[Stored items]
··········
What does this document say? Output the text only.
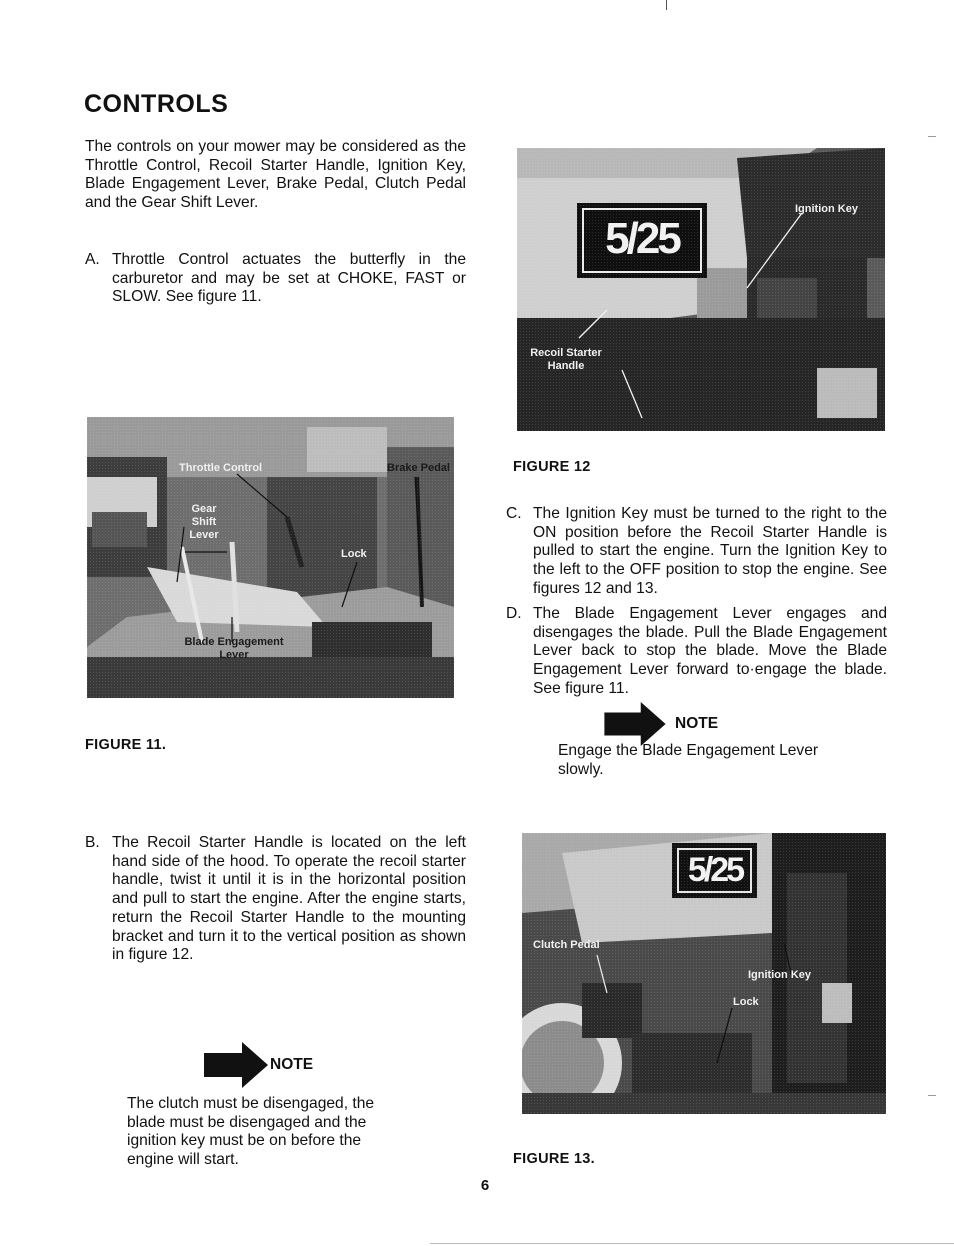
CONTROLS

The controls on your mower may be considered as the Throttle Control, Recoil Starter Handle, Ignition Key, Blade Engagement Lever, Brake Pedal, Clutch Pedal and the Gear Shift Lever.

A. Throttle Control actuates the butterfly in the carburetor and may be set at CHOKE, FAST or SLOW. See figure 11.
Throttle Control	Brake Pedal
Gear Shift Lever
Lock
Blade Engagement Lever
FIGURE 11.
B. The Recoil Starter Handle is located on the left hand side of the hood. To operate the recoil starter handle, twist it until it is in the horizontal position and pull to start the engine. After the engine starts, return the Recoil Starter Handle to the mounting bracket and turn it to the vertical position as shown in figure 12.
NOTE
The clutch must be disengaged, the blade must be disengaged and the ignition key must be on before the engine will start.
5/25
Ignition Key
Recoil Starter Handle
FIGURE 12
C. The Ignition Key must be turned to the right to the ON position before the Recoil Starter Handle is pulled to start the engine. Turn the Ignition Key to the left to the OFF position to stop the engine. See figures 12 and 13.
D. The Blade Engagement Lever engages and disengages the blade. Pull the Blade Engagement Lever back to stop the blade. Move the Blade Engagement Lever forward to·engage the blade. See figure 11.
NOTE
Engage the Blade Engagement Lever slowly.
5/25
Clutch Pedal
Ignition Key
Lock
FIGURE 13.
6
··········
● Task objective
Every record is to be reproduced exactly, with no pictures included.

● Result of this exercise
What does this document say? Output the text only.
CONTROLS

The controls on your mower may be considered as the Throttle Control, Recoil Starter Handle, Ignition Key, Blade Engagement Lever, Brake Pedal, Clutch Pedal and the Gear Shift Lever.

A. Throttle Control actuates the butterfly in the carburetor and may be set at CHOKE, FAST or SLOW. See figure 11.
Throttle Control	Brake Pedal
Gear Shift Lever
Lock
Blade Engagement Lever
FIGURE 11.
B. The Recoil Starter Handle is located on the left hand side of the hood. To operate the recoil starter handle, twist it until it is in the horizontal position and pull to start the engine. After the engine starts, return the Recoil Starter Handle to the mounting bracket and turn it to the vertical position as shown in figure 12.
NOTE
The clutch must be disengaged, the blade must be disengaged and the ignition key must be on before the engine will start.
5/25
Ignition Key
Recoil Starter Handle
FIGURE 12
C. The Ignition Key must be turned to the right to the ON position before the Recoil Starter Handle is pulled to start the engine. Turn the Ignition Key to the left to the OFF position to stop the engine. See figures 12 and 13.
D. The Blade Engagement Lever engages and disengages the blade. Pull the Blade Engagement Lever back to stop the blade. Move the Blade Engagement Lever forward to·engage the blade. See figure 11.
NOTE
Engage the Blade Engagement Lever slowly.
5/25
Clutch Pedal
Ignition Key
Lock
FIGURE 13.
6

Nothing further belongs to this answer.